**What needs to be done**. Take each line containing "Desktop" and report it exactly as written.

**Material**.
((

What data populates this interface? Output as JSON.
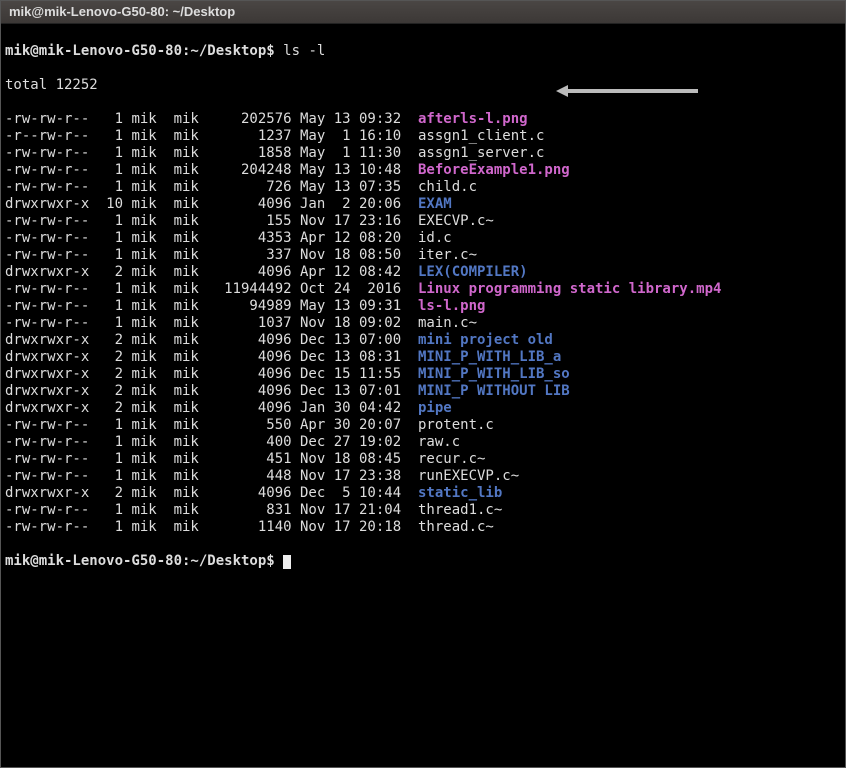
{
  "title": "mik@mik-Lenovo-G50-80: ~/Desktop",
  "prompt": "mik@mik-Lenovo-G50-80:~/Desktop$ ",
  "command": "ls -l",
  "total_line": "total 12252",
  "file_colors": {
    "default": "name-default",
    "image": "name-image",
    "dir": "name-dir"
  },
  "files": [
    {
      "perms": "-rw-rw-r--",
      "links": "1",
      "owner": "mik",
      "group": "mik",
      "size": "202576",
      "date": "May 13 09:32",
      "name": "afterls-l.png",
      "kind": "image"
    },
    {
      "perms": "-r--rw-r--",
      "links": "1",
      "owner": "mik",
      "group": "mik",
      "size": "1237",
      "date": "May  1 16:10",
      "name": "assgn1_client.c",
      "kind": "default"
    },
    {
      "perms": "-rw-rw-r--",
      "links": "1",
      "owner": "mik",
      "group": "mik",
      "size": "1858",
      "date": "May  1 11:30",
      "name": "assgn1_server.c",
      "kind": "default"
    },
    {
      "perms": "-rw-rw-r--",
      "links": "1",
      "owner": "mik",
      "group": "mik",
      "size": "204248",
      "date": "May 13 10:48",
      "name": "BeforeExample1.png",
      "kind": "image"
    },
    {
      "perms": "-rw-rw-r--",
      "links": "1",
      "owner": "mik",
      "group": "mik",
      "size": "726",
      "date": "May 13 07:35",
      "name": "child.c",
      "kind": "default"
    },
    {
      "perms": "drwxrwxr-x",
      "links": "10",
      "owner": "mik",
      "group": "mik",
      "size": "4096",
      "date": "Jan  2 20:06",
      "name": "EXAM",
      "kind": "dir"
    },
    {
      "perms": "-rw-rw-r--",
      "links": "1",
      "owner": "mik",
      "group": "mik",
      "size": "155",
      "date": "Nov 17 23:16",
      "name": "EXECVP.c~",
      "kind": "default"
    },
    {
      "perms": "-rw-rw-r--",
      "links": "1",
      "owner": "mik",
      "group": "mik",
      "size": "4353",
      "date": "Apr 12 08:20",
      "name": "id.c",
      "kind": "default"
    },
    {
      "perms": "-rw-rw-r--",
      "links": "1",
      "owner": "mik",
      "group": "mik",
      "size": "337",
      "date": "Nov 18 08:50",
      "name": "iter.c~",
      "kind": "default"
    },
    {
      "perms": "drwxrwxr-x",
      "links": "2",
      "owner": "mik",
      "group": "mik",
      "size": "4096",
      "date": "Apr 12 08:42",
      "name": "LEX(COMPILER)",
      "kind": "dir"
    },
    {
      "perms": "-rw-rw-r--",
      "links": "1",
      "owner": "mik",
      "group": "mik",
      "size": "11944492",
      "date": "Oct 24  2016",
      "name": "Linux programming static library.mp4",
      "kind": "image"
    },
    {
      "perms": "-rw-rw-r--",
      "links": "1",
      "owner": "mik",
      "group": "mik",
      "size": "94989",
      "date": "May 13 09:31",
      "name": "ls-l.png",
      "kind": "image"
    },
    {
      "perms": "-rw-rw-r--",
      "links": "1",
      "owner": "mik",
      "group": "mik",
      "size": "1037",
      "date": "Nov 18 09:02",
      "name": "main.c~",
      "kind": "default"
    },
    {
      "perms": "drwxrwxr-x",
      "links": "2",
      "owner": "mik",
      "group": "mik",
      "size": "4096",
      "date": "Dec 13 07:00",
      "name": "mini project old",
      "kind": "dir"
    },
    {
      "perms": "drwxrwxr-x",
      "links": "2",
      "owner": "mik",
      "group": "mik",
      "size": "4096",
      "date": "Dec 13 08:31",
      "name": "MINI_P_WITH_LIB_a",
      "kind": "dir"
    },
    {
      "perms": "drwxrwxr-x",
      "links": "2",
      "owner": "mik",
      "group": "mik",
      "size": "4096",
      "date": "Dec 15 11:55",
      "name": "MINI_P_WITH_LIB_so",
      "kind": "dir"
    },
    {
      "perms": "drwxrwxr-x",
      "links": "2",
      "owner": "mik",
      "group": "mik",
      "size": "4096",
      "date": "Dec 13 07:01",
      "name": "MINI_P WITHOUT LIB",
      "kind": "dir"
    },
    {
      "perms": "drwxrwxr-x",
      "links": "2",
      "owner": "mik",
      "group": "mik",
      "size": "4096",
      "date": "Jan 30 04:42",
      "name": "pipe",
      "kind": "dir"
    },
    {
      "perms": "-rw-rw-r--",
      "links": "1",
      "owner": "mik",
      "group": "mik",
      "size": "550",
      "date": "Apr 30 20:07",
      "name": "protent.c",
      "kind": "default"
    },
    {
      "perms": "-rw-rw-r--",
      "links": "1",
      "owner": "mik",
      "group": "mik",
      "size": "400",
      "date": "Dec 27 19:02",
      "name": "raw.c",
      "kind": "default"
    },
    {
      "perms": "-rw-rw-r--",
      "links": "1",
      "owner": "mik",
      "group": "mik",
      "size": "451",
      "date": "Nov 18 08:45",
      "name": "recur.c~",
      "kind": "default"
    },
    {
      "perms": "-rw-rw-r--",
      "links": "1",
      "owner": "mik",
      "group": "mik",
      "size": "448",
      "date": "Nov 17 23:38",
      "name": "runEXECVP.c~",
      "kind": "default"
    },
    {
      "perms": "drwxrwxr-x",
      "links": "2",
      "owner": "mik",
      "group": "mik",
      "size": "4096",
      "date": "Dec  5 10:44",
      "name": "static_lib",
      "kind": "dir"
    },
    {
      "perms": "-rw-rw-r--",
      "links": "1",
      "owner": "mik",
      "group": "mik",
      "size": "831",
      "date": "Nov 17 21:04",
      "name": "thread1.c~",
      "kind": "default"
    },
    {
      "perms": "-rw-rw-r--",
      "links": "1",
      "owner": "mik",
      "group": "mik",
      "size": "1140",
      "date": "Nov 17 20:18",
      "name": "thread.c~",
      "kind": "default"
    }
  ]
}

))

**Solution to this task**.
  "title": "mik@mik-Lenovo-G50-80: ~/Desktop",
  "prompt": "mik@mik-Lenovo-G50-80:~/Desktop$ ",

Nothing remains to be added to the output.